:: Supplied records ::
▽
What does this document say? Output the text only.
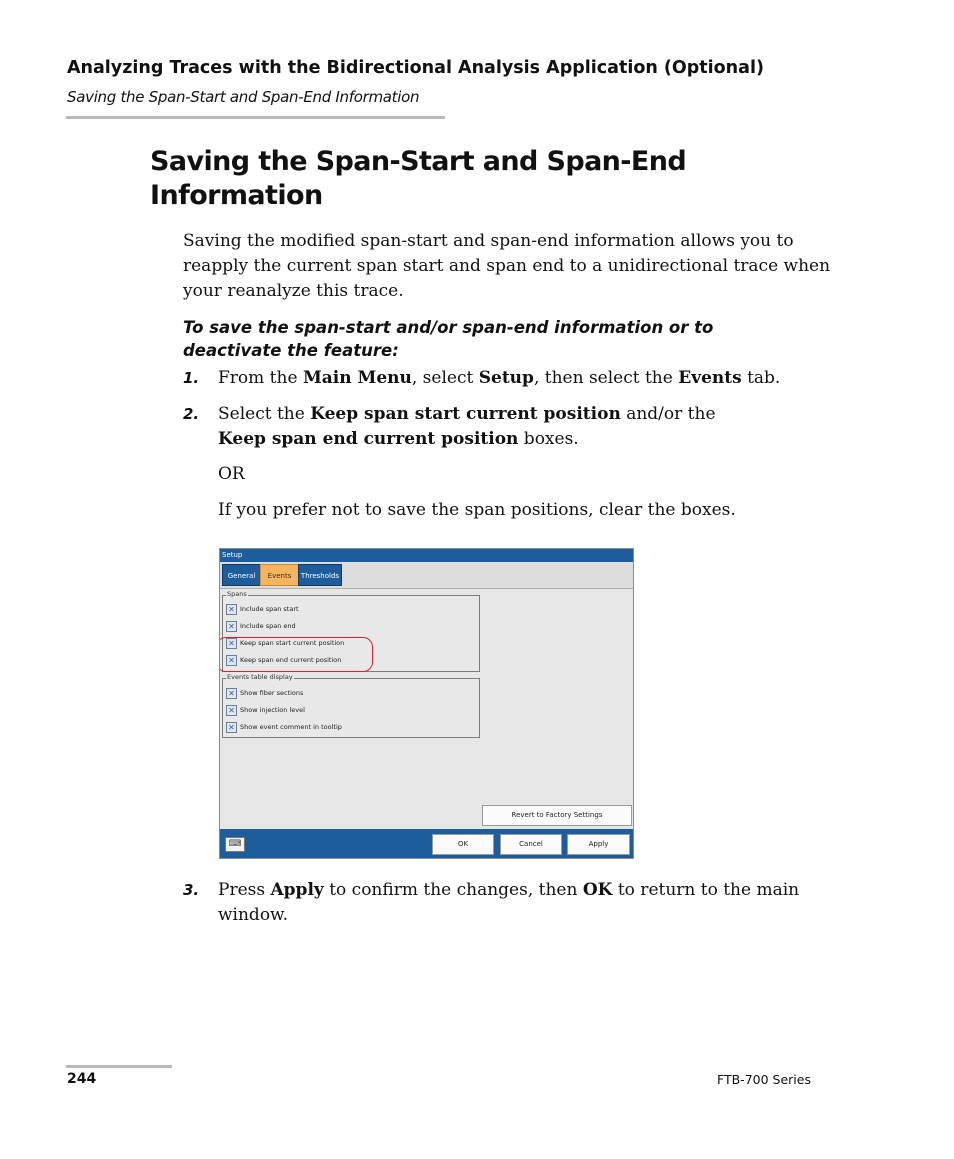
Analyzing Traces with the Bidirectional Analysis Application (Optional)
Saving the Span-Start and Span-End Information
Saving the Span-Start and Span-End
Information
Saving the modified span-start and span-end information allows you to reapply the current span start and span end to a unidirectional trace when your reanalyze this trace.
To save the span-start and/or span-end information or to deactivate the feature:
1. From the Main Menu, select Setup, then select the Events tab.
2. Select the Keep span start current position and/or the
Keep span end current position boxes.
OR
If you prefer not to save the span positions, clear the boxes.
Setup
General	Events	Thresholds
Spans
✕ Include span start
✕ Include span end
✕ Keep span start current position
✕ Keep span end current position
Events table display
✕ Show fiber sections
✕ Show injection level
✕ Show event comment in tooltip
Revert to Factory Settings
⌨	OK	Cancel	Apply
3. Press Apply to confirm the changes, then OK to return to the main window.
244	FTB-700 Series
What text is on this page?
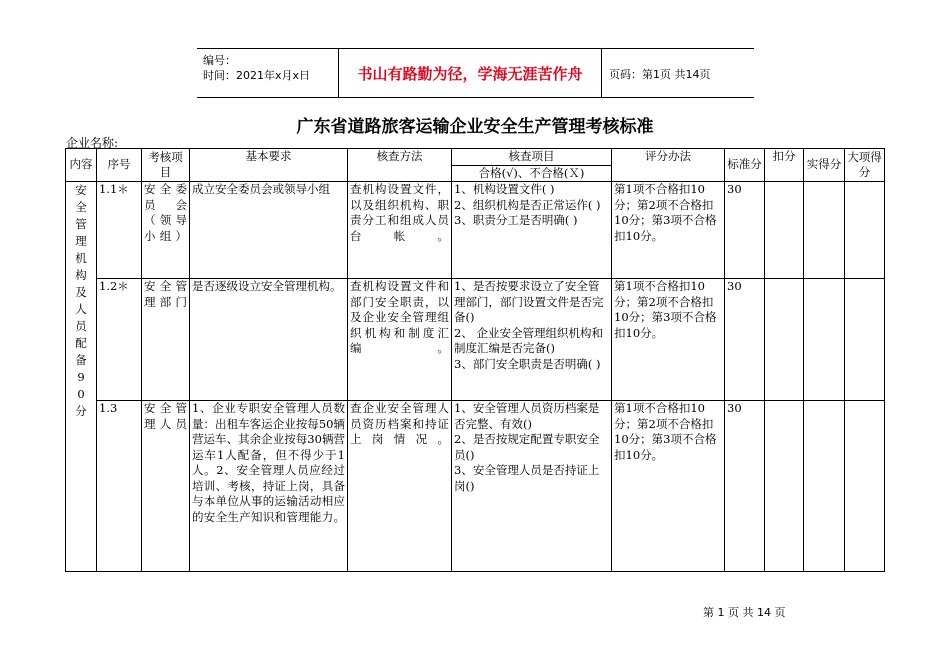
编号：
时间：2021年x月x日	书山有路勤为径，学海无涯苦作舟	页码：第1页 共14页
广东省道路旅客运输企业安全生产管理考核标准
企业名称:
内容	序号	考核项目	基本要求	核查方法	核查项目	评分办法	标准分	扣分	实得分	大项得分
					合格(√)、不合格(Ｘ)					

安全管理机构及人员配备90分	1.1＊	安全委员会（领导小组）	成立安全委员会或领导小组	查机构设置文件，以及组织机构、职责分工和组成人员台帐。	1、机构设置文件( )
2、组织机构是否正常运作( )
3、职责分工是否明确( )	第1项不合格扣10分；第2项不合格扣10分；第3项不合格扣10分。	30			
	1.2＊	安全管理部门	是否逐级设立安全管理机构。	查机构设置文件和部门安全职责，以及企业安全管理组织机构和制度汇编。	1、是否按要求设立了安全管理部门，部门设置文件是否完备()
2、 企业安全管理组织机构和制度汇编是否完备()
3、部门安全职责是否明确( )	第1项不合格扣10分；第2项不合格扣10分；第3项不合格扣10分。	30			
	1.3	安全管理人员	1、企业专职安全管理人员数量：出租车客运企业按每50辆营运车、其余企业按每30辆营运车1人配备，但不得少于1人。2、安全管理人员应经过培训、考核，持证上岗，具备与本单位从事的运输活动相应的安全生产知识和管理能力。	查企业安全管理人员资历档案和持证上岗情况。	1、安全管理人员资历档案是否完整、有效()
2、是否按规定配置专职安全员()
3、安全管理人员是否持证上岗()	第1项不合格扣10分；第2项不合格扣10分；第3项不合格扣10分。	30			
第 1 页 共 14 页
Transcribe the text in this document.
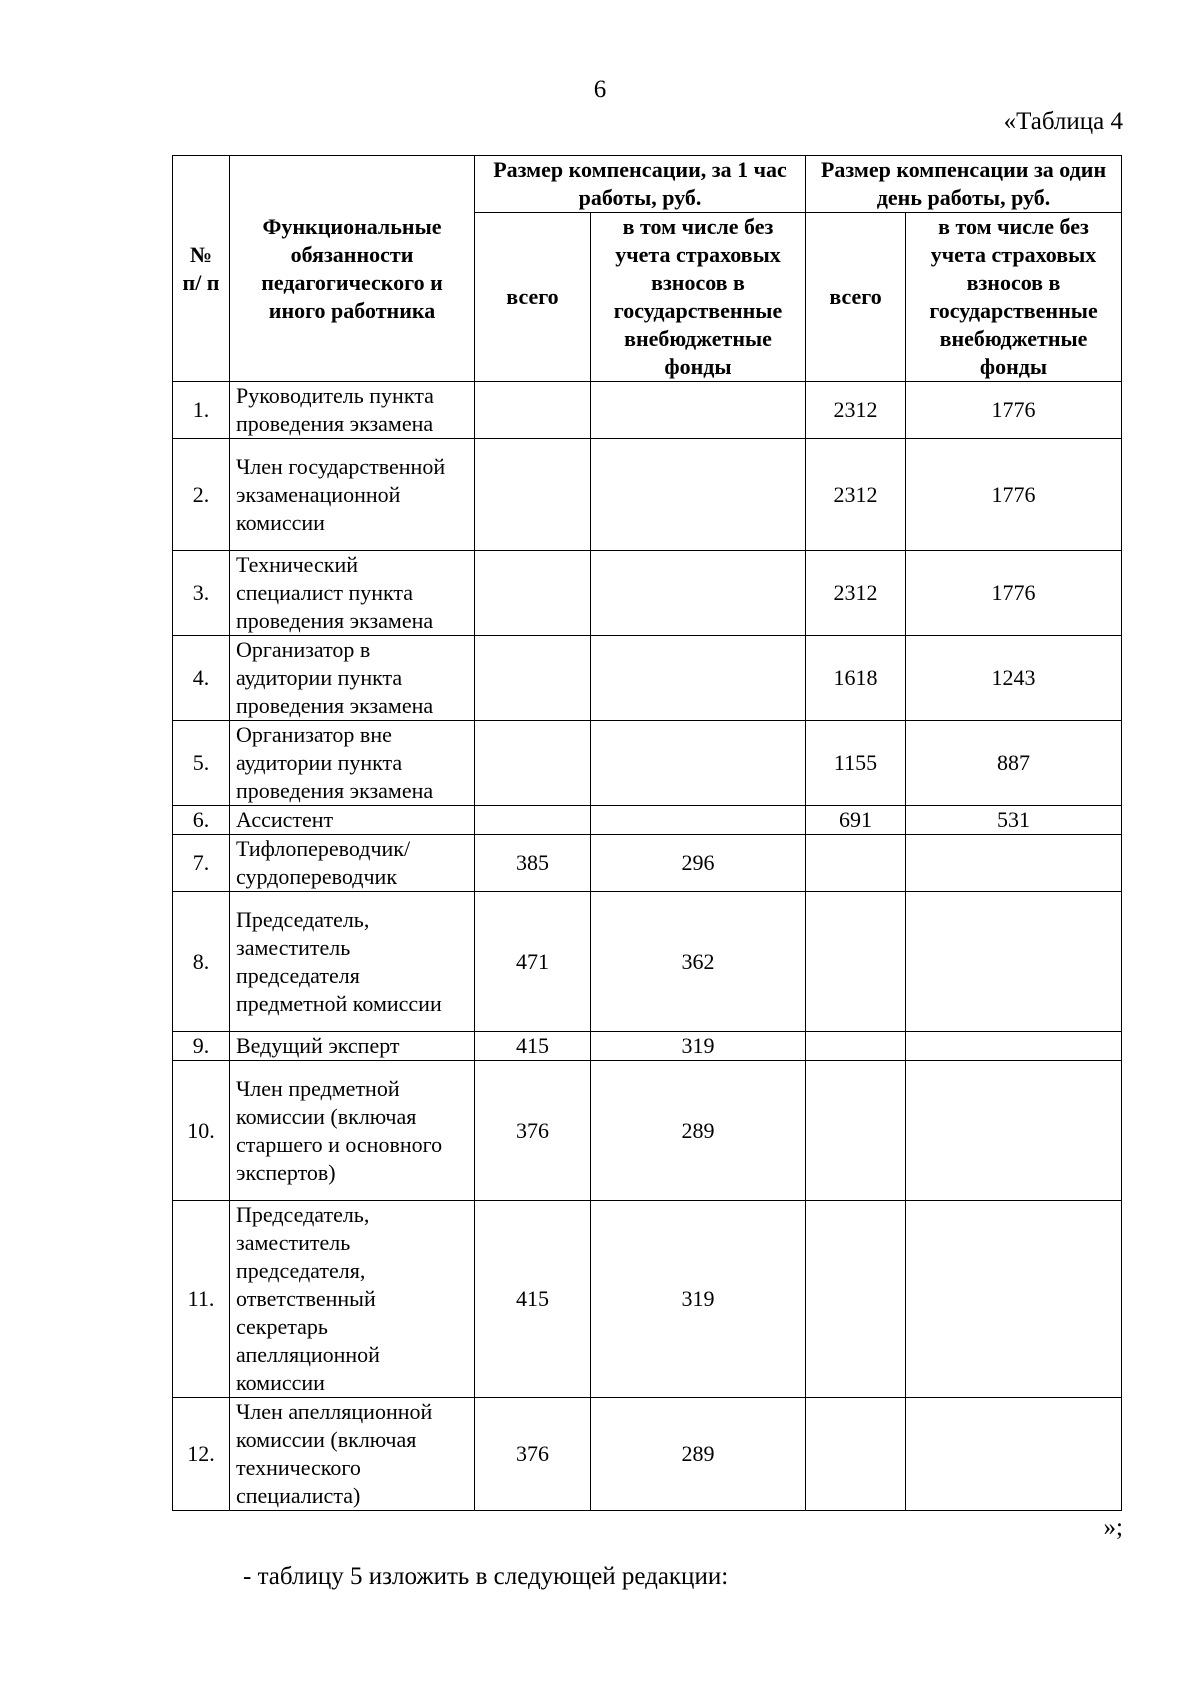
6
«Таблица 4
№ п/ п	Функциональные обязанности педагогического и иного работника	Размер компенсации, за 1 час работы, руб.		Размер компенсации за один день работы, руб.	
		всего	в том числе без учета страховых взносов в государственные внебюджетные фонды	всего	в том числе без учета страховых взносов в государственные внебюджетные фонды
1.	Руководитель пункта проведения экзамена			2312	1776
2.	Член государственной экзаменационной комиссии			2312	1776
3.	Технический специалист пункта проведения экзамена			2312	1776
4.	Организатор в аудитории пункта проведения экзамена			1618	1243
5.	Организатор вне аудитории пункта проведения экзамена			1155	887
6.	Ассистент			691	531
7.	Тифлопереводчик/ сурдопереводчик	385	296		
8.	Председатель, заместитель председателя предметной комиссии	471	362		
9.	Ведущий эксперт	415	319		
10.	Член предметной комиссии (включая старшего и основного экспертов)	376	289		
11.	Председатель, заместитель председателя, ответственный секретарь апелляционной комиссии	415	319		
12.	Член апелляционной комиссии (включая технического специалиста)	376	289		
»;
- таблицу 5 изложить в следующей редакции:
△
:: Direction ::
Give the count of lines holding the word "save", with no other words.

:: Task answer ::
2